*Goal*: Retype the listing that follows, word for word.

* Begin *

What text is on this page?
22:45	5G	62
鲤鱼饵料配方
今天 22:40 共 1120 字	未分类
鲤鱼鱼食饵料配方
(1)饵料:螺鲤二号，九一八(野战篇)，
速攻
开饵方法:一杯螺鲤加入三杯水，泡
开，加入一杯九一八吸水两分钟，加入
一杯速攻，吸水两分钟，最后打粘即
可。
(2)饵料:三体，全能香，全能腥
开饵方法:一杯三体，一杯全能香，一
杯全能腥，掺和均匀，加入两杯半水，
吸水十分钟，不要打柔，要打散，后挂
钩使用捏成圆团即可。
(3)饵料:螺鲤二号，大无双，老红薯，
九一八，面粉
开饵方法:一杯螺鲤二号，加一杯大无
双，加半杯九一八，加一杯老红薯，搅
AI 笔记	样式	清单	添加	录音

* End *

*Written response*:
What text is on this page?
22:45	5G	62
鲤鱼饵料配方
今天 22:40 共 1120 字	未分类
鲤鱼鱼食饵料配方
(1)饵料:螺鲤二号，九一八(野战篇)，
速攻
开饵方法:一杯螺鲤加入三杯水，泡
开，加入一杯九一八吸水两分钟，加入
一杯速攻，吸水两分钟，最后打粘即
可。
(2)饵料:三体，全能香，全能腥
开饵方法:一杯三体，一杯全能香，一
杯全能腥，掺和均匀，加入两杯半水，
吸水十分钟，不要打柔，要打散，后挂
钩使用捏成圆团即可。
(3)饵料:螺鲤二号，大无双，老红薯，
九一八，面粉
开饵方法:一杯螺鲤二号，加一杯大无
双，加半杯九一八，加一杯老红薯，搅
AI 笔记	样式	清单	添加	录音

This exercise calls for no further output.